◆ **Given text**

On 12/17/2024 9:53 AM, Sean Christopherson wrote:
> On Tue, Dec 10, 2024, Rick P Edgecombe wrote:
>> On Tue, 2024-12-10 at 11:22 +0800, Xiaoyao Li wrote:
>>>> The solution in this proposal decreases the work the VMM has to do, but
>>>> in the long term won't remove hand coding completely. As long as we are
>>>> designing something, what kind of bar should we target?
>>>
>>> For this specific #VE reduction case, I think userspace doesn't need to
>>> do any hand coding. Userspace just treats the bits related to #VE
>>> reduction as configurable as reported by TDX module/KVM. And userspace
>>> doesn't care if the value seen by TD guest is matched with what gets
>>> configured by it because they are out of control of userspace.
>>
>> Besides a specific problem, here reduced #VE is also an example of increasing
>> complexity for TD CPUID. If we have more things like it, it could make this
>> interface too rigid.
> 
> I agree with Rick in that having QEMU treat them as configurable is going to be
> a disaster.  But I don't think it's actually problematic in practice.

Correct the proposal. It should be QEMU treats them as what KVM reports.

TDX module reports these #VE reduction related CPUIDs as configurable 
because it allows VMM to paravirt them. If KVM doesn't support the 
paravirt of them, KVM can clear them from configurable bits and add them 
to fixed0 bits when KVM reports to userspace.

◆ **Material**
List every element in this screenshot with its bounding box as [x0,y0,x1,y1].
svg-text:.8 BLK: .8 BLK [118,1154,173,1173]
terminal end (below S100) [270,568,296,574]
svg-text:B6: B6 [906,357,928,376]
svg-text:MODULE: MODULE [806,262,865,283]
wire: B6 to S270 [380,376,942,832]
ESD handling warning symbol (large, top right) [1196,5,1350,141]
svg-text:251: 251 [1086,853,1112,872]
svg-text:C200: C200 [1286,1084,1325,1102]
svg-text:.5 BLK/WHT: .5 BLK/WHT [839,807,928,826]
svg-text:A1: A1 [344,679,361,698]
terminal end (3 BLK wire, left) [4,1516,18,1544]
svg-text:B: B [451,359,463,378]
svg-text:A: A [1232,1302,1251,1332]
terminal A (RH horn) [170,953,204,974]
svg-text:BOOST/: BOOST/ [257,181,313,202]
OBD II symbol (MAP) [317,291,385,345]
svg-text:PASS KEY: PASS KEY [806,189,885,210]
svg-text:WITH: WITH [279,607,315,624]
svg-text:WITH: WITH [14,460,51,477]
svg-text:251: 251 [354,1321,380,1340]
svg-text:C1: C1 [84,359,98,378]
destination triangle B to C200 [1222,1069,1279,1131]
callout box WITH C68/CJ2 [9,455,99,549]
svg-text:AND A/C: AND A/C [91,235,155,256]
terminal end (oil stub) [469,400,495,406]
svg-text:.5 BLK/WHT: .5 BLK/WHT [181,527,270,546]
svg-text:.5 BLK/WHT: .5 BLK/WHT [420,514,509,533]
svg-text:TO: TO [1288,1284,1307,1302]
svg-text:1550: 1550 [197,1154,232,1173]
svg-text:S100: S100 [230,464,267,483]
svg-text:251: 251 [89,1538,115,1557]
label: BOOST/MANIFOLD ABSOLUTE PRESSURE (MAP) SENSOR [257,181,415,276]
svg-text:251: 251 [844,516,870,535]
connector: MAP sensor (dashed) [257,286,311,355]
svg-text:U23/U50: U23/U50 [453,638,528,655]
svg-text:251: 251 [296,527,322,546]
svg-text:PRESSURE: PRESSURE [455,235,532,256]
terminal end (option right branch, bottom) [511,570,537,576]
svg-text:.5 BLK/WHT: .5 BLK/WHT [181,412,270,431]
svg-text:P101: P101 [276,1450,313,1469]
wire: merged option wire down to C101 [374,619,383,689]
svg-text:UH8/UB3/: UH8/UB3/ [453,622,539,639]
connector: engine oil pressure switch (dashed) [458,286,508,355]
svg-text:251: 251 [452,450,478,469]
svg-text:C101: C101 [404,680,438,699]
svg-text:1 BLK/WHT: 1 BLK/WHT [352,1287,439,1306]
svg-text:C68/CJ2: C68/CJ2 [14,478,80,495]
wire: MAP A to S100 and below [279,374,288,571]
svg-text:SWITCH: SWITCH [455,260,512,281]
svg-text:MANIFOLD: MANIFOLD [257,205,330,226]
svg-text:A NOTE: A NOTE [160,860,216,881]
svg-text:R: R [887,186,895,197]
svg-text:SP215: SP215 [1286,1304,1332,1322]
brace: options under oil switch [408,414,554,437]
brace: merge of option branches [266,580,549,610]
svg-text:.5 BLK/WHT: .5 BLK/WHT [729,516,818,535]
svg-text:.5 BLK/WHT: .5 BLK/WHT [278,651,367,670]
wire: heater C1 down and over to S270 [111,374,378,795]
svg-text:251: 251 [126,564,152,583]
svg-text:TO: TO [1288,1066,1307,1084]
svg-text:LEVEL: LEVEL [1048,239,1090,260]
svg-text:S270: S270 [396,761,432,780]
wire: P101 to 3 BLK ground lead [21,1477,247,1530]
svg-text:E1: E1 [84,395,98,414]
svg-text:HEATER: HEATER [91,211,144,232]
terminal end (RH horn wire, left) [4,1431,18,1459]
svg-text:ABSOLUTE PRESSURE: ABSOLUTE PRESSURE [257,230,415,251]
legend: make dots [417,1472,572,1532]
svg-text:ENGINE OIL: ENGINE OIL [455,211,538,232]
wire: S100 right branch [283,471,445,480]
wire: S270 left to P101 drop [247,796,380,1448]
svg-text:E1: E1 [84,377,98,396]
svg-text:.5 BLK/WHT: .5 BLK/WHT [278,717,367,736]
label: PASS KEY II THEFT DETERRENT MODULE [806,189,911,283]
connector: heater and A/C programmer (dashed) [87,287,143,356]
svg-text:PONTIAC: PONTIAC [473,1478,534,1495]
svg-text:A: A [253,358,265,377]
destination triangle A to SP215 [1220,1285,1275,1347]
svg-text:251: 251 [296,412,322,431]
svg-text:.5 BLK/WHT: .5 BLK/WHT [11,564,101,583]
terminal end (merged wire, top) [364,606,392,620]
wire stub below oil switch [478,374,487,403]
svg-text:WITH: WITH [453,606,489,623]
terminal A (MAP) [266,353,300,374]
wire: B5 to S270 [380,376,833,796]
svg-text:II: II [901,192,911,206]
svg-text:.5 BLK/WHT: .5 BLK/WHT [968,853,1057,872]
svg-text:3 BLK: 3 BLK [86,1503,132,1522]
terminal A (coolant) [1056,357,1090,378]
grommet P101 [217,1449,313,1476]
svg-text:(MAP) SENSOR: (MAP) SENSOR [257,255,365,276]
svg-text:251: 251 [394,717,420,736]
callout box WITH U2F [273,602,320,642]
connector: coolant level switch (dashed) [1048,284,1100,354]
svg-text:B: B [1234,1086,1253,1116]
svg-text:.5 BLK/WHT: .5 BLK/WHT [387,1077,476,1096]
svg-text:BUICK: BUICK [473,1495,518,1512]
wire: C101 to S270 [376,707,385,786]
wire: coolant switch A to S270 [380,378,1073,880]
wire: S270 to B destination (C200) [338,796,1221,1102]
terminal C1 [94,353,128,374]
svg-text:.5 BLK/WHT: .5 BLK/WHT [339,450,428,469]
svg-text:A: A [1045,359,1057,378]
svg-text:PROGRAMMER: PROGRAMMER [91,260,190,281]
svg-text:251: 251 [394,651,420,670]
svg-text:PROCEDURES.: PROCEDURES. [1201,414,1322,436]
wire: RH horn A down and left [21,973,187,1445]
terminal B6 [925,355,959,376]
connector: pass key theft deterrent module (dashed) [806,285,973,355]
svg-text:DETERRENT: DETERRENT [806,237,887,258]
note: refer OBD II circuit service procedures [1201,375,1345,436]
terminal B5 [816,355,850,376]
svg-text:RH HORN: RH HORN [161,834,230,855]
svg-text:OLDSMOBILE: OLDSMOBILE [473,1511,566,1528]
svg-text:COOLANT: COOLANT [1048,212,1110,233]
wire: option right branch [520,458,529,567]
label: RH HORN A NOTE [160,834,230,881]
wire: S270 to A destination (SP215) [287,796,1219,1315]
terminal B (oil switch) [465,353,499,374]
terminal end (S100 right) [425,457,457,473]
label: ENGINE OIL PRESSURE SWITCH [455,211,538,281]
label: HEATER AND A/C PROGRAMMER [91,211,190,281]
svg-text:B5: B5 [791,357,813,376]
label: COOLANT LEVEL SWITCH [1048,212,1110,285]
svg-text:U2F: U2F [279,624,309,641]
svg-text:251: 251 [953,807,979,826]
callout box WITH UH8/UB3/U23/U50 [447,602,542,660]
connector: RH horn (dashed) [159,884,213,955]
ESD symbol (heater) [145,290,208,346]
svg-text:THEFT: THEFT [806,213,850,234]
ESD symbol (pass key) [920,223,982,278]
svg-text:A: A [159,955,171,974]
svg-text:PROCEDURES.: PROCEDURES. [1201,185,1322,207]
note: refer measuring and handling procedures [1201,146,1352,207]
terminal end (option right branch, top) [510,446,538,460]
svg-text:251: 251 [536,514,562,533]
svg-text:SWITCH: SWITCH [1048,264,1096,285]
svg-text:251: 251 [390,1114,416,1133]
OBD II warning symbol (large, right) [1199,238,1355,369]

◆ **Short problem A**
Retype the stretch of the TDX CPUID discussion from "On 12/17/2024 9:53" through "control of userspace.".
◆ **Short problem B**
In the TDX CPUID discussion, why does the TDX module report the #VE reduction related CPUIDs as configurable?
◆ **Short problem C**
Carry on the TDX CPUID discussion from the point at which it stops.
The rows were drawn from a separate source.

◆ **Task output A**
On 12/17/2024 9:53 AM, Sean Christopherson wrote:
> On Tue, Dec 10, 2024, Rick P Edgecombe wrote:
>> On Tue, 2024-12-10 at 11:22 +0800, Xiaoyao Li wrote:
>>>> The solution in this proposal decreases the work the VMM has to do, but
>>>> in the long term won't remove hand coding completely. As long as we are
>>>> designing something, what kind of bar should we target?
>>>
>>> For this specific #VE reduction case, I think userspace doesn't need to
>>> do any hand coding. Userspace just treats the bits related to #VE
>>> reduction as configurable as reported by TDX module/KVM. And userspace
>>> doesn't care if the value seen by TD guest is matched with what gets
>>> configured by it because they are out of control of userspace.

◆ **Task output B**
The TDX module does so because it allows the VMM to paravirt them.

◆ **Task output C**
> If QEMU (or KVM) has no visibility into the state of the guest's view of the
> affected features, then it doesn't matter whether they are fixed or configurable.
> They're effectively Schrödinger's bits: until QEMU/KVM actually looks at them,
> they're neither dead nor alive, and since QEMU/KVM *can't* look at them, who cares?

To some degree, I think it matters. As I explained above, if KVM reports 
it as configurable to userspace, it mean TDX module allows it to be 
configured and KVM allows it to be paravirtualized as well. So userspace 
can configure it as 1 when users wants it. This is how VMM is going to 
present the feature to TD guest.

However, how TD guest is going to use it depends on itself.
1) when TD guest doesn't enable #VE reduction: the configuration from 
VMM doesn't matter. The CPUIDs are fixed1 and related operation leads to 
#VE.

2) When TD guest enables #VE reduction and doesn't enable 
TDCS.FEATURE_PARAVIRT_CTRL of the related bit: the configuration from 
VMM doesn't matter. The CPUIDs are fixed0 and related operation leads to 
#GP.

3) When TD guest enables #VE reduction and enable 
TDCS.FEATURE_PARAVIRT_CTRL of the related bit: the configuration from 
VMM matters.
   - When VMM configures the bits to 1, the related operation leads to 
#VE (for paravirtualization).
   - When VMM configures the bits to 0, the related operation leads to #GP.

So for case 3), it does matters.

> So, if the TDX Module *requires* them to be set/cleared when the TD is created,
> then they should be reported as fixed.  If the TDX module doesn't care, then they
> should be reported as configurable.  The fact that the guest can muck with things
> under the hood doesn't factor into that logic.

yes, I agree on it.

> If TDX pulls something like this for features that KVM cares about, then we have
> problems, but that's already true today.  If a feature requires KVM support, it
> doesn't really matter if the feature is fixed or configurable.  What matters is
> that KVM has a chance to enforce that the feature can be used by the guest if
> and only if KVM has the proper support in place.  Because if KVM is completely
> unaware of a feature, it's impossible for KVM to know that the feature needs to
> be rejected.

I agree.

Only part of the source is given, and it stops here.